● **WHAT IS EXPECTED**
Copy each line that has the string "name" somewhere in it.

___

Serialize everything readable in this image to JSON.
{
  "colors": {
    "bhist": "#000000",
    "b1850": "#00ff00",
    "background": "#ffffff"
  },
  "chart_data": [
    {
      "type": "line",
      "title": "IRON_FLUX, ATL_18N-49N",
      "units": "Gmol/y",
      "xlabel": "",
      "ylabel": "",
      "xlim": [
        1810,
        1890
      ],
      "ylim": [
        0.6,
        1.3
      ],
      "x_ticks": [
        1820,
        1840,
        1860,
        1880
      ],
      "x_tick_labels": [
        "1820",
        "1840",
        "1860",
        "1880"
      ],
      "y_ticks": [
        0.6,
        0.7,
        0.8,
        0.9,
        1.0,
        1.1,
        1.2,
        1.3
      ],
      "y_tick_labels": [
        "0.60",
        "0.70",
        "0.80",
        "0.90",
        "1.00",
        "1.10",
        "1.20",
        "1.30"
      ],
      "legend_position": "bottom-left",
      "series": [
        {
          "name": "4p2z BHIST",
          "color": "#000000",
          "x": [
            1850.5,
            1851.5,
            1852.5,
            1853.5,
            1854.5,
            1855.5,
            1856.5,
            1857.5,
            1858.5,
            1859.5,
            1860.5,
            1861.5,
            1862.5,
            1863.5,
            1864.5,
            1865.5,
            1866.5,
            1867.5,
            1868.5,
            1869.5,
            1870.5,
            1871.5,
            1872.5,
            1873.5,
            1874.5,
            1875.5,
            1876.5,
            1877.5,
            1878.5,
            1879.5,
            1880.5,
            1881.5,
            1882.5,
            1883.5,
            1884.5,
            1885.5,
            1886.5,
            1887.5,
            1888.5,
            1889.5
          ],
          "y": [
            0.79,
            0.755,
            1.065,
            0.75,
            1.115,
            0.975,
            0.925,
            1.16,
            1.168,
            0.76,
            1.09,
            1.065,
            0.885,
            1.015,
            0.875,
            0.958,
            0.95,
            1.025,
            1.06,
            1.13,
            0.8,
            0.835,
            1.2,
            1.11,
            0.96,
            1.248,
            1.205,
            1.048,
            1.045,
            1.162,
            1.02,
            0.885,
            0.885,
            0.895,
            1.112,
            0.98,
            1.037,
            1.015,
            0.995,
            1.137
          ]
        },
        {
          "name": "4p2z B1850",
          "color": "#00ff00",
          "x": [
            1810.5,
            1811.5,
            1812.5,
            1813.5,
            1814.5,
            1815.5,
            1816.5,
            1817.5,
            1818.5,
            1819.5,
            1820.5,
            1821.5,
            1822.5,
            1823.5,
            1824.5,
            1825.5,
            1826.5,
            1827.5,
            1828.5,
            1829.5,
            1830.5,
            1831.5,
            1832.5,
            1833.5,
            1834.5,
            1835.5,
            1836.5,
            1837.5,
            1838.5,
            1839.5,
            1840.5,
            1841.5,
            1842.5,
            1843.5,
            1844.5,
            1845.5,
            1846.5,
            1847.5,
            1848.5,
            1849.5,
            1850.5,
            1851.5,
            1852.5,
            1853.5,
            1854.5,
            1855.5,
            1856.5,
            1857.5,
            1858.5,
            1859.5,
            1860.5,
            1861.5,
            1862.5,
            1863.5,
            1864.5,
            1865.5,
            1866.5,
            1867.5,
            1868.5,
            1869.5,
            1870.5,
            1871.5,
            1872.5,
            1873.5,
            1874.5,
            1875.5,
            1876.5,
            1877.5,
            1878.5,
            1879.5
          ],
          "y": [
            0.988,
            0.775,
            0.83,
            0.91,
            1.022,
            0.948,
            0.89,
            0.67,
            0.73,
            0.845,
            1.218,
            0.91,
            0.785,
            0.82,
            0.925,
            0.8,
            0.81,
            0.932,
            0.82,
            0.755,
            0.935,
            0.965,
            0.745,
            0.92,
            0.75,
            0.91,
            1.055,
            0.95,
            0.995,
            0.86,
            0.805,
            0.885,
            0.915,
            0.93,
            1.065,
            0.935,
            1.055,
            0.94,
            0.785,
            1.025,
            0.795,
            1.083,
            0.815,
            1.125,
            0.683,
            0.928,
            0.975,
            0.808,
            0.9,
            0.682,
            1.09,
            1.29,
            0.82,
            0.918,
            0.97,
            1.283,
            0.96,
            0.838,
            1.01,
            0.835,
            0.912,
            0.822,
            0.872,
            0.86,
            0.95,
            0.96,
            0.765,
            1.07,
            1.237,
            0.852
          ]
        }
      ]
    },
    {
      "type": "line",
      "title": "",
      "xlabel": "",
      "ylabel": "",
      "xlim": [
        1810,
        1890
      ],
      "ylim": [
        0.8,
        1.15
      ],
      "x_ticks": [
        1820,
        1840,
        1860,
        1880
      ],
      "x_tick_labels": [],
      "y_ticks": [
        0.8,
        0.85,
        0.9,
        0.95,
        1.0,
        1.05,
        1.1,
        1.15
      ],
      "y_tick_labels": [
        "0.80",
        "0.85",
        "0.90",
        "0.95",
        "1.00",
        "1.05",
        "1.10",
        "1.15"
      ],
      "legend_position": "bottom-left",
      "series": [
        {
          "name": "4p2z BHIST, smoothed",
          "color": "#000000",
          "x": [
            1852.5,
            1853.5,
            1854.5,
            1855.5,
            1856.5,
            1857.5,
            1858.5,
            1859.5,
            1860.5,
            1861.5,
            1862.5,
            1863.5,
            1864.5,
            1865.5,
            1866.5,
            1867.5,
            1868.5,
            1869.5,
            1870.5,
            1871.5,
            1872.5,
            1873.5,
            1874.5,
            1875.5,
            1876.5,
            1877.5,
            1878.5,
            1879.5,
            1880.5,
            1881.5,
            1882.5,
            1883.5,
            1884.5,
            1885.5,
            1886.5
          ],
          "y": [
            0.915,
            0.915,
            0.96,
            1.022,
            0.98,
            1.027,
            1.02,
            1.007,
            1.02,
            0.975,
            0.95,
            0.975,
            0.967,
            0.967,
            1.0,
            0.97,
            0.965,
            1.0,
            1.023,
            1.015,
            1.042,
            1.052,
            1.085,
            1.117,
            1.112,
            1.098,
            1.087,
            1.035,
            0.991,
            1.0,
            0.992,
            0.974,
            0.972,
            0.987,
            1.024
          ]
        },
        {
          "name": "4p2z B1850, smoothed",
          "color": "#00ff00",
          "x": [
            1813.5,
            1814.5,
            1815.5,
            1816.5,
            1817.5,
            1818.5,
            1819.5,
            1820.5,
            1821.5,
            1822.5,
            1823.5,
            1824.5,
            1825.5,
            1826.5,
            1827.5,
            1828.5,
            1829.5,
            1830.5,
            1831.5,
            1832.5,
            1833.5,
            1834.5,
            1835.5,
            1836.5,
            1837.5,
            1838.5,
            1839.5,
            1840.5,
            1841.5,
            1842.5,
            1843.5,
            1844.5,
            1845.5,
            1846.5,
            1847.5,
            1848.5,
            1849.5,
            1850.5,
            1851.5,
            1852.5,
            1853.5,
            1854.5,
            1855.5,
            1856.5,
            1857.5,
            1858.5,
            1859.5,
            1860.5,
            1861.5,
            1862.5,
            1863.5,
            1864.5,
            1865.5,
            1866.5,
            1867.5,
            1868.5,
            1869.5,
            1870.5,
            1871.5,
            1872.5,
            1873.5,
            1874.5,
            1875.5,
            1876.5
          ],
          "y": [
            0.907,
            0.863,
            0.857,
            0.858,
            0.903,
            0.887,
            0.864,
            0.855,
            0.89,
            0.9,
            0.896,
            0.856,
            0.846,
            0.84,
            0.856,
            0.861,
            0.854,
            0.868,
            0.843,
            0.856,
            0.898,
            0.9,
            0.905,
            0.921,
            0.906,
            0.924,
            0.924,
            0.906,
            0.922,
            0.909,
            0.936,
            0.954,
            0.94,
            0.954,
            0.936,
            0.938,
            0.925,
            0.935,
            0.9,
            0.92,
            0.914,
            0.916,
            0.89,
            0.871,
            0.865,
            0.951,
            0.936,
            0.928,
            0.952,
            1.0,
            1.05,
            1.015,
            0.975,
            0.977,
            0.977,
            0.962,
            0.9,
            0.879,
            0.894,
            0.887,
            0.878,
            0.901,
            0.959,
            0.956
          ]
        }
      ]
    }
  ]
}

___

● **WRITTEN RESPONSE**
          "name": "4p2z BHIST",
          "name": "4p2z B1850",
          "name": "4p2z BHIST, smoothed",
          "name": "4p2z B1850, smoothed",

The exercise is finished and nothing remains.